** start of Data shown **

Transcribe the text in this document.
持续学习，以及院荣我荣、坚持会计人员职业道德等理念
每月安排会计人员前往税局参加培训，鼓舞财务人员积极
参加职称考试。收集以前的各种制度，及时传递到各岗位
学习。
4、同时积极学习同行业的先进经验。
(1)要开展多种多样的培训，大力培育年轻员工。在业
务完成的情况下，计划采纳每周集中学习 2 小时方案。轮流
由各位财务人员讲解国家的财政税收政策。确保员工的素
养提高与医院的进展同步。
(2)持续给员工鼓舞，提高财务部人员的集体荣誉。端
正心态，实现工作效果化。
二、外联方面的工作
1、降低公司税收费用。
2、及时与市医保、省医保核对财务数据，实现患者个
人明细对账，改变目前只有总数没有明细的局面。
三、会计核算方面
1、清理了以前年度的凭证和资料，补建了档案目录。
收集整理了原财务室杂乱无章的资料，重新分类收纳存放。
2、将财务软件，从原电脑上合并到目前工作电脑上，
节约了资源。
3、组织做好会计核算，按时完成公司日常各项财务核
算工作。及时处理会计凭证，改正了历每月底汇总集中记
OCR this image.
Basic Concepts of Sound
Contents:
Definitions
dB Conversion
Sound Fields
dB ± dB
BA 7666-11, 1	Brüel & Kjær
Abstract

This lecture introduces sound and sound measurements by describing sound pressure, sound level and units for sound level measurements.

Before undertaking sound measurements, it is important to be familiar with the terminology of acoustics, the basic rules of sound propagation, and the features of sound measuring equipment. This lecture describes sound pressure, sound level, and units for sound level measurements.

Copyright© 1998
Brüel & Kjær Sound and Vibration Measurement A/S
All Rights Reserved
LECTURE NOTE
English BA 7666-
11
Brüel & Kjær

** end of Data shown **

Track down the lines that include the word "pressure" and copy them.

Result |
This lecture introduces sound and sound measurements by describing sound pressure, sound level and units for sound level measurements.
Before undertaking sound measurements, it is important to be familiar with the terminology of acoustics, the basic rules of sound propagation, and the features of sound measuring equipment. This lecture describes sound pressure, sound level, and units for sound level measurements.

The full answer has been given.